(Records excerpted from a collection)
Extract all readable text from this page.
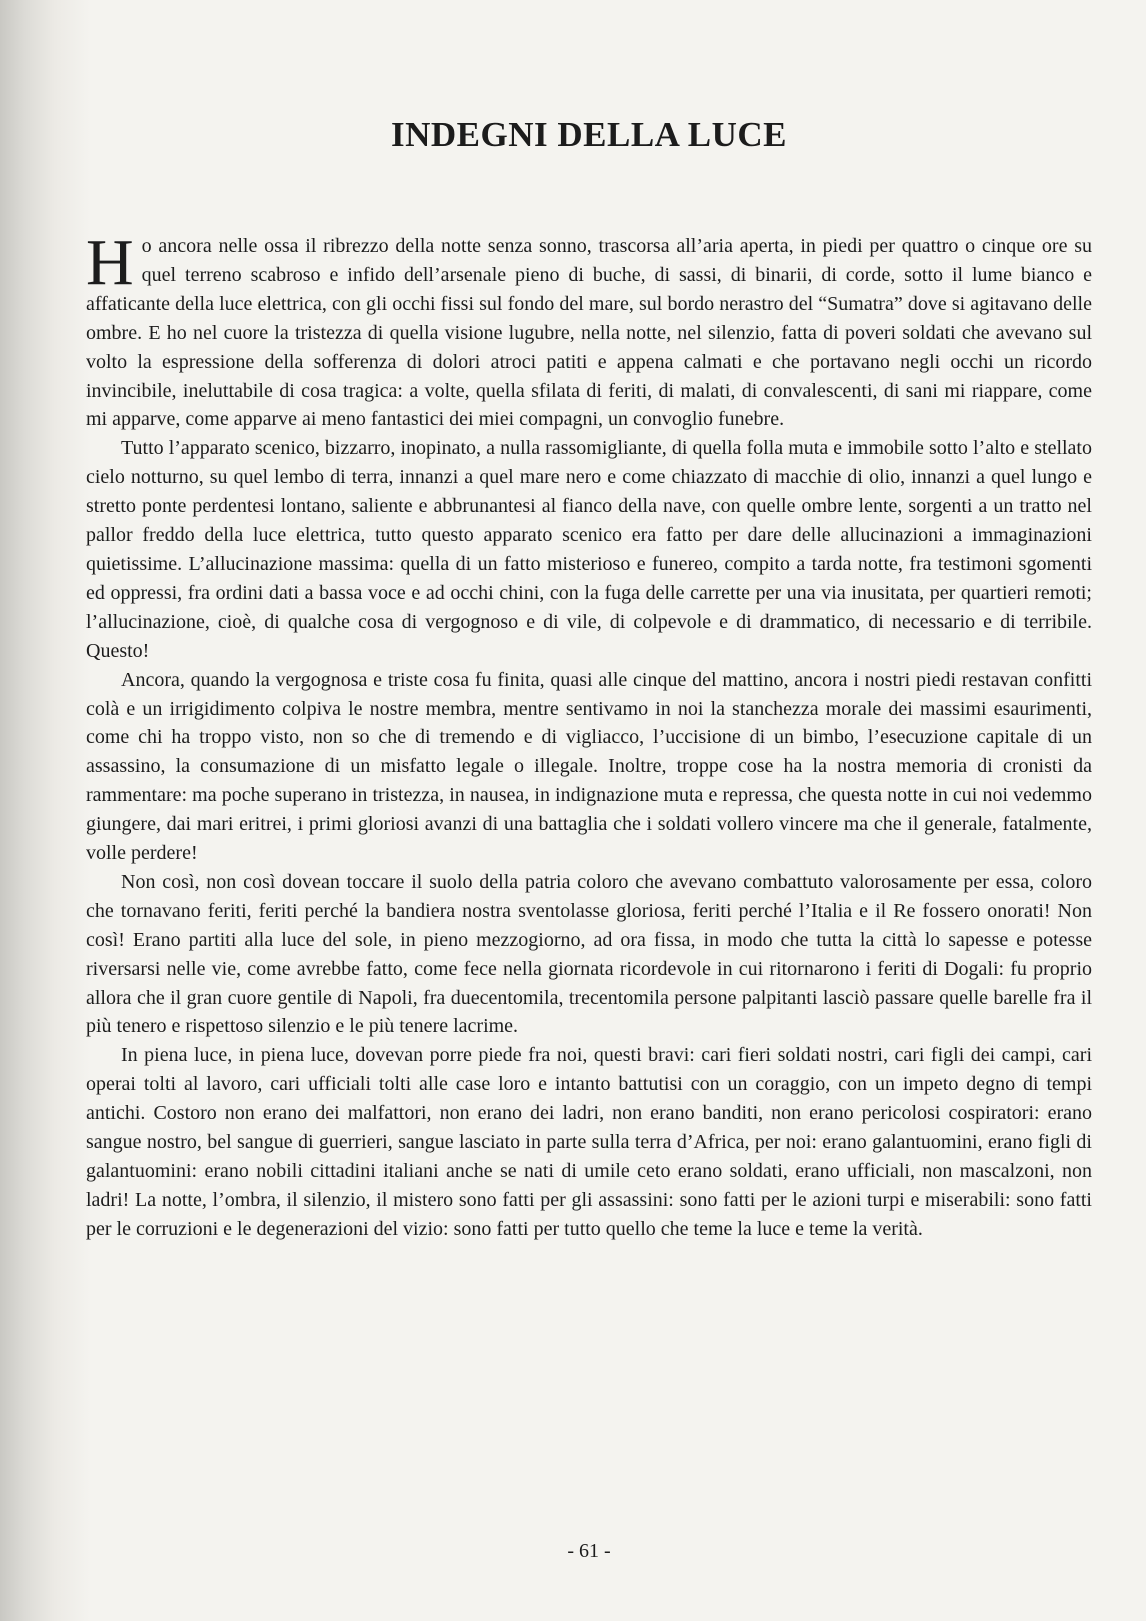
INDEGNI DELLA LUCE

Ho ancora nelle ossa il ribrezzo della notte senza sonno, trascorsa all’aria aperta, in piedi per quattro o cinque ore su quel terreno scabroso e infido dell’arsenale pieno di buche, di sassi, di binarii, di corde, sotto il lume bianco e affaticante della luce elettrica, con gli occhi fissi sul fondo del mare, sul bordo nerastro del “Sumatra” dove si agitavano delle ombre. E ho nel cuore la tristezza di quella visione lugubre, nella notte, nel silenzio, fatta di poveri soldati che avevano sul volto la espressione della sofferenza di dolori atroci patiti e appena calmati e che portavano negli occhi un ricordo invincibile, ineluttabile di cosa tragica: a volte, quella sfilata di feriti, di malati, di convalescenti, di sani mi riappare, come mi apparve, come apparve ai meno fantastici dei miei compagni, un convoglio funebre.

Tutto l’apparato scenico, bizzarro, inopinato, a nulla rassomigliante, di quella folla muta e immobile sotto l’alto e stellato cielo notturno, su quel lembo di terra, innanzi a quel mare nero e come chiazzato di macchie di olio, innanzi a quel lungo e stretto ponte perdentesi lontano, saliente e abbrunantesi al fianco della nave, con quelle ombre lente, sorgenti a un tratto nel pallor freddo della luce elettrica, tutto questo apparato scenico era fatto per dare delle allucinazioni a immaginazioni quietissime. L’allucinazione massima: quella di un fatto misterioso e funereo, compito a tarda notte, fra testimoni sgomenti ed oppressi, fra ordini dati a bassa voce e ad occhi chini, con la fuga delle carrette per una via inusitata, per quartieri remoti; l’allucinazione, cioè, di qualche cosa di vergognoso e di vile, di colpevole e di drammatico, di necessario e di terribile. Questo!

Ancora, quando la vergognosa e triste cosa fu finita, quasi alle cinque del mattino, ancora i nostri piedi restavan confitti colà e un irrigidimento colpiva le nostre membra, mentre sentivamo in noi la stanchezza morale dei massimi esaurimenti, come chi ha troppo visto, non so che di tremendo e di vigliacco, l’uccisione di un bimbo, l’esecuzione capitale di un assassino, la consumazione di un misfatto legale o illegale. Inoltre, troppe cose ha la nostra memoria di cronisti da rammentare: ma poche superano in tristezza, in nausea, in indignazione muta e repressa, che questa notte in cui noi vedemmo giungere, dai mari eritrei, i primi gloriosi avanzi di una battaglia che i soldati vollero vincere ma che il generale, fatalmente, volle perdere!

Non così, non così dovean toccare il suolo della patria coloro che avevano combattuto valorosamente per essa, coloro che tornavano feriti, feriti perché la bandiera nostra sventolasse gloriosa, feriti perché l’Italia e il Re fossero onorati! Non così! Erano partiti alla luce del sole, in pieno mezzogiorno, ad ora fissa, in modo che tutta la città lo sapesse e potesse riversarsi nelle vie, come avrebbe fatto, come fece nella giornata ricordevole in cui ritornarono i feriti di Dogali: fu proprio allora che il gran cuore gentile di Napoli, fra duecentomila, trecentomila persone palpitanti lasciò passare quelle barelle fra il più tenero e rispettoso silenzio e le più tenere lacrime.

In piena luce, in piena luce, dovevan porre piede fra noi, questi bravi: cari fieri soldati nostri, cari figli dei campi, cari operai tolti al lavoro, cari ufficiali tolti alle case loro e intanto battutisi con un coraggio, con un impeto degno di tempi antichi. Costoro non erano dei malfattori, non erano dei ladri, non erano banditi, non erano pericolosi cospiratori: erano sangue nostro, bel sangue di guerrieri, sangue lasciato in parte sulla terra d’Africa, per noi: erano galantuomini, erano figli di galantuomini: erano nobili cittadini italiani anche se nati di umile ceto erano soldati, erano ufficiali, non mascalzoni, non ladri! La notte, l’ombra, il silenzio, il mistero sono fatti per gli assassini: sono fatti per le azioni turpi e miserabili: sono fatti per le corruzioni e le degenerazioni del vizio: sono fatti per tutto quello che teme la luce e teme la verità.

- 61 -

● **Aim**:
Go through the data above and transcribe it in full, omitting any image.

● **Result of this exercise**:
Extract all readable text from this page.
INDEGNI DELLA LUCE

Ho ancora nelle ossa il ribrezzo della notte senza sonno, trascorsa all’aria aperta, in piedi per quattro o cinque ore su quel terreno scabroso e infido dell’arsenale pieno di buche, di sassi, di binarii, di corde, sotto il lume bianco e affaticante della luce elettrica, con gli occhi fissi sul fondo del mare, sul bordo nerastro del “Sumatra” dove si agitavano delle ombre. E ho nel cuore la tristezza di quella visione lugubre, nella notte, nel silenzio, fatta di poveri soldati che avevano sul volto la espressione della sofferenza di dolori atroci patiti e appena calmati e che portavano negli occhi un ricordo invincibile, ineluttabile di cosa tragica: a volte, quella sfilata di feriti, di malati, di convalescenti, di sani mi riappare, come mi apparve, come apparve ai meno fantastici dei miei compagni, un convoglio funebre.

Tutto l’apparato scenico, bizzarro, inopinato, a nulla rassomigliante, di quella folla muta e immobile sotto l’alto e stellato cielo notturno, su quel lembo di terra, innanzi a quel mare nero e come chiazzato di macchie di olio, innanzi a quel lungo e stretto ponte perdentesi lontano, saliente e abbrunantesi al fianco della nave, con quelle ombre lente, sorgenti a un tratto nel pallor freddo della luce elettrica, tutto questo apparato scenico era fatto per dare delle allucinazioni a immaginazioni quietissime. L’allucinazione massima: quella di un fatto misterioso e funereo, compito a tarda notte, fra testimoni sgomenti ed oppressi, fra ordini dati a bassa voce e ad occhi chini, con la fuga delle carrette per una via inusitata, per quartieri remoti; l’allucinazione, cioè, di qualche cosa di vergognoso e di vile, di colpevole e di drammatico, di necessario e di terribile. Questo!

Ancora, quando la vergognosa e triste cosa fu finita, quasi alle cinque del mattino, ancora i nostri piedi restavan confitti colà e un irrigidimento colpiva le nostre membra, mentre sentivamo in noi la stanchezza morale dei massimi esaurimenti, come chi ha troppo visto, non so che di tremendo e di vigliacco, l’uccisione di un bimbo, l’esecuzione capitale di un assassino, la consumazione di un misfatto legale o illegale. Inoltre, troppe cose ha la nostra memoria di cronisti da rammentare: ma poche superano in tristezza, in nausea, in indignazione muta e repressa, che questa notte in cui noi vedemmo giungere, dai mari eritrei, i primi gloriosi avanzi di una battaglia che i soldati vollero vincere ma che il generale, fatalmente, volle perdere!

Non così, non così dovean toccare il suolo della patria coloro che avevano combattuto valorosamente per essa, coloro che tornavano feriti, feriti perché la bandiera nostra sventolasse gloriosa, feriti perché l’Italia e il Re fossero onorati! Non così! Erano partiti alla luce del sole, in pieno mezzogiorno, ad ora fissa, in modo che tutta la città lo sapesse e potesse riversarsi nelle vie, come avrebbe fatto, come fece nella giornata ricordevole in cui ritornarono i feriti di Dogali: fu proprio allora che il gran cuore gentile di Napoli, fra duecentomila, trecentomila persone palpitanti lasciò passare quelle barelle fra il più tenero e rispettoso silenzio e le più tenere lacrime.

In piena luce, in piena luce, dovevan porre piede fra noi, questi bravi: cari fieri soldati nostri, cari figli dei campi, cari operai tolti al lavoro, cari ufficiali tolti alle case loro e intanto battutisi con un coraggio, con un impeto degno di tempi antichi. Costoro non erano dei malfattori, non erano dei ladri, non erano banditi, non erano pericolosi cospiratori: erano sangue nostro, bel sangue di guerrieri, sangue lasciato in parte sulla terra d’Africa, per noi: erano galantuomini, erano figli di galantuomini: erano nobili cittadini italiani anche se nati di umile ceto erano soldati, erano ufficiali, non mascalzoni, non ladri! La notte, l’ombra, il silenzio, il mistero sono fatti per gli assassini: sono fatti per le azioni turpi e miserabili: sono fatti per le corruzioni e le degenerazioni del vizio: sono fatti per tutto quello che teme la luce e teme la verità.

- 61 -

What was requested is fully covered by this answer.